**WORK REQUIRED**
Search the listing below for the string "title" and copy every line where it occurs.

**RECORDS FOR PROCESSING**
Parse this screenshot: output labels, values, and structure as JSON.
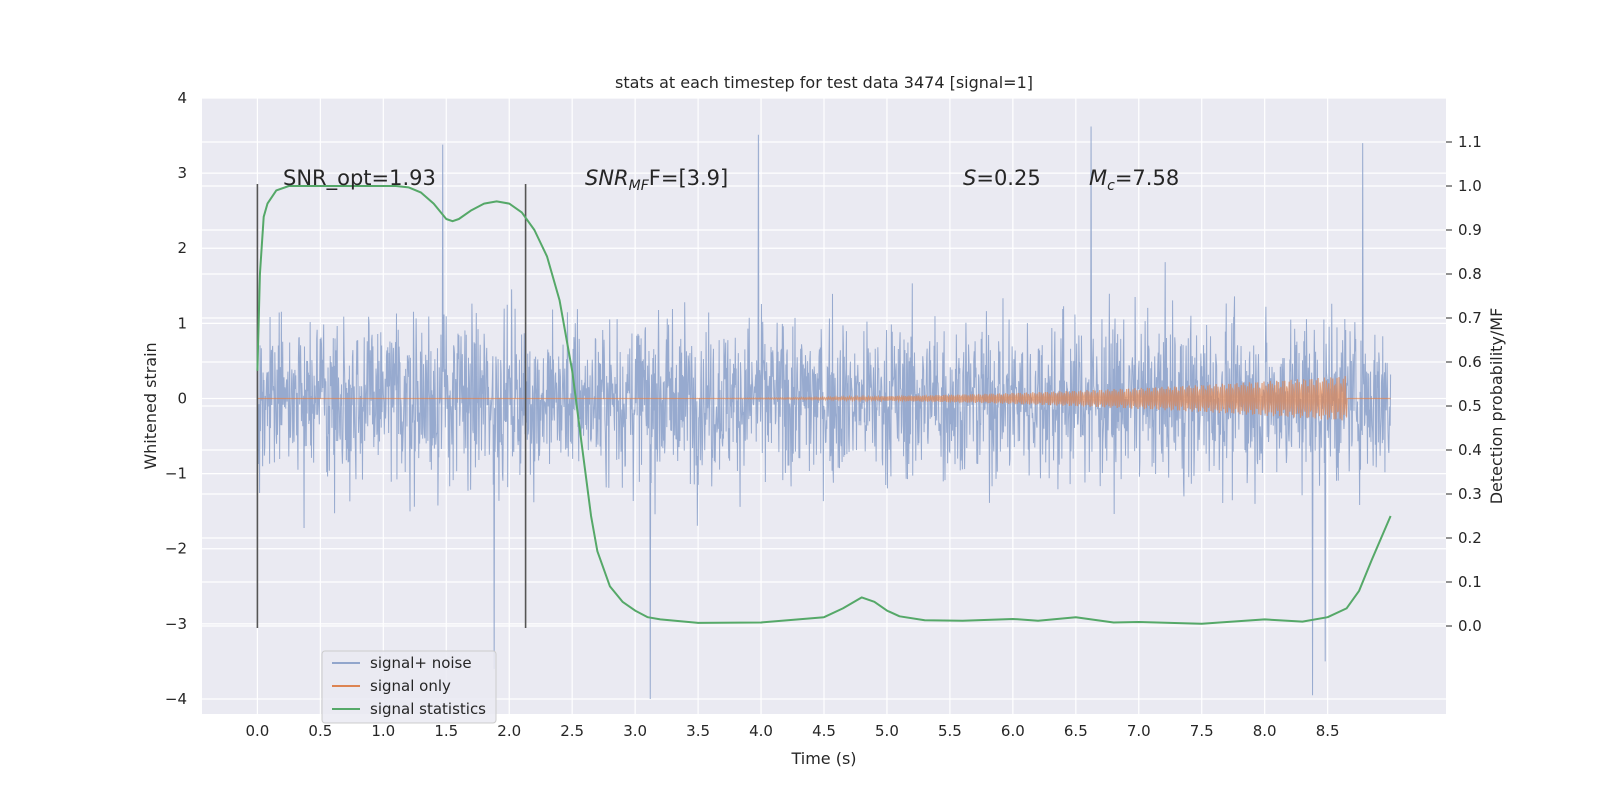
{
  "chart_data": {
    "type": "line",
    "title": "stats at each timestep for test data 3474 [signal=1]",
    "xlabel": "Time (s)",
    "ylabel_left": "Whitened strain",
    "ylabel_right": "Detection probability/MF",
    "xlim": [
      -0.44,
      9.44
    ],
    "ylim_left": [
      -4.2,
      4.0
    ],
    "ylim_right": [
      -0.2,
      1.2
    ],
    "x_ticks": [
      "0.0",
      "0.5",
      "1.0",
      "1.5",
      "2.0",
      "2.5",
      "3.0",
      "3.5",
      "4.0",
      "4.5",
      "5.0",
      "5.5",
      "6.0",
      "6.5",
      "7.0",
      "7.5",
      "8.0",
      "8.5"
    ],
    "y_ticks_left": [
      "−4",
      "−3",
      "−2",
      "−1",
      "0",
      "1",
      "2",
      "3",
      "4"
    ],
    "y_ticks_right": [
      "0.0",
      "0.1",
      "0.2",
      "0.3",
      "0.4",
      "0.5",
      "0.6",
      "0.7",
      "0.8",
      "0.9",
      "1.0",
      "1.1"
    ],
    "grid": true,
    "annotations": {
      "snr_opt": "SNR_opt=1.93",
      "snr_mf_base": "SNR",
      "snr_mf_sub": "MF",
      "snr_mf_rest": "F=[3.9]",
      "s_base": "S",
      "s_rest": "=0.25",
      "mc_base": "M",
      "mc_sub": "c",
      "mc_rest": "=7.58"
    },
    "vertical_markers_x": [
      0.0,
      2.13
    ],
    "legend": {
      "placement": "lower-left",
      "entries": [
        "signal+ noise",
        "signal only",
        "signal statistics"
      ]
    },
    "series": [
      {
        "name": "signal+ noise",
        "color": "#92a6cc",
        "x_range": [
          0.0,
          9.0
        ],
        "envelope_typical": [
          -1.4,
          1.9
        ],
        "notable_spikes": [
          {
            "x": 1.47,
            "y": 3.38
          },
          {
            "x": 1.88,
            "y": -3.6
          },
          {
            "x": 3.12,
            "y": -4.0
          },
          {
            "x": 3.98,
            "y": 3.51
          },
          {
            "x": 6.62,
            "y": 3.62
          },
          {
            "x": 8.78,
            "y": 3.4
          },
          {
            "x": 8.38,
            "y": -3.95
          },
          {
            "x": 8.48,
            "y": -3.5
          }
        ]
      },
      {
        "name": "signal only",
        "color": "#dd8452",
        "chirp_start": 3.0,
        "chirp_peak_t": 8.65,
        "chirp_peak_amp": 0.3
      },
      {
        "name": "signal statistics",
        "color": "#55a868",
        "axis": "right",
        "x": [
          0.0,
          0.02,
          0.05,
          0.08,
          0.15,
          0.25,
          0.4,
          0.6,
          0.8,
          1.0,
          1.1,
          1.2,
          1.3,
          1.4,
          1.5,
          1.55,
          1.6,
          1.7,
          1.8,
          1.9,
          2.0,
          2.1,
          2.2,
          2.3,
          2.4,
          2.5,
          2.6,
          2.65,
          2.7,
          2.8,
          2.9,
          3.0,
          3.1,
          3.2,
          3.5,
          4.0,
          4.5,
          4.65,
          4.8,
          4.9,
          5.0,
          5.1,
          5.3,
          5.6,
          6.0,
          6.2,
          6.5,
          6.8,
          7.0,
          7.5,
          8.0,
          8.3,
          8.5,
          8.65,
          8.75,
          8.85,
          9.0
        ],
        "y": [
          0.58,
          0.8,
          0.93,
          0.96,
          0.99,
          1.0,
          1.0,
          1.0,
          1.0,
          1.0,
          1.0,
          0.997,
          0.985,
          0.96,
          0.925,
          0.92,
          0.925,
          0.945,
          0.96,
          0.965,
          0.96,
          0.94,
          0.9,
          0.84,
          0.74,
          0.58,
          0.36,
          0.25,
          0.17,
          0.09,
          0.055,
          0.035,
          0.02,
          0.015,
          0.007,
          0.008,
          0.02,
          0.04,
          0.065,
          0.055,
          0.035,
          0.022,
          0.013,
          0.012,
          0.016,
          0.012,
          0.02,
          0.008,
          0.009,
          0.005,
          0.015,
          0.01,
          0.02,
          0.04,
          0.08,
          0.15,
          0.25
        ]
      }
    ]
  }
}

* * *

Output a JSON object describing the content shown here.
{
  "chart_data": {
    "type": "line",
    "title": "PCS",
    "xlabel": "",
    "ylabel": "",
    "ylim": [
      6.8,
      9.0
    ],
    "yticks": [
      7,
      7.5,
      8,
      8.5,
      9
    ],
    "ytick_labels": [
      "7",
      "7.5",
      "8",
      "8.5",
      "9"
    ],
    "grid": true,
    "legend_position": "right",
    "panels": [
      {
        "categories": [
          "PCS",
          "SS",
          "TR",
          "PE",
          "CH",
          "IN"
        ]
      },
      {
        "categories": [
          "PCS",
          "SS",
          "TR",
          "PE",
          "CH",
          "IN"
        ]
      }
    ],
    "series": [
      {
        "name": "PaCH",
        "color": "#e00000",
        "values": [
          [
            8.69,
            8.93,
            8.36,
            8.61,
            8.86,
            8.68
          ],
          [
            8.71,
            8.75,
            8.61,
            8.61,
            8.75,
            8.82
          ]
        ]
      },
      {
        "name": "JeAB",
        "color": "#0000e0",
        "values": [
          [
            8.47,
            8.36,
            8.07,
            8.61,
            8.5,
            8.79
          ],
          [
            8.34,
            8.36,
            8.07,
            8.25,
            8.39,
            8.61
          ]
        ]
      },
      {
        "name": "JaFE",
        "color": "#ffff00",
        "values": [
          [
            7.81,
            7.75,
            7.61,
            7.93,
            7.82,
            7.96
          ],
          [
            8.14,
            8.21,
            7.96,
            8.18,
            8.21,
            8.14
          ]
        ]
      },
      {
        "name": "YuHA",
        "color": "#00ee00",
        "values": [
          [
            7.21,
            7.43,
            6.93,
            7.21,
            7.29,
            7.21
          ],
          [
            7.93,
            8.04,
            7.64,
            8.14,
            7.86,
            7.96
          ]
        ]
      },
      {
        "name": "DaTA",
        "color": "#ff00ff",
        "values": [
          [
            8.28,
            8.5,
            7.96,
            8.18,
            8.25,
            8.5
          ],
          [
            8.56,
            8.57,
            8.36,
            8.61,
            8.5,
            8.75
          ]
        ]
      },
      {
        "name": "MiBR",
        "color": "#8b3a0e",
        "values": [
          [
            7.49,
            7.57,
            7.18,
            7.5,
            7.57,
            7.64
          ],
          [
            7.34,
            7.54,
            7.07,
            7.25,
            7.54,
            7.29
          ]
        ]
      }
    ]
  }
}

**EXERCISE OUTPUT**
    "title": "stats at each timestep for test data 3474 [signal=1]",
    "title": "PCS",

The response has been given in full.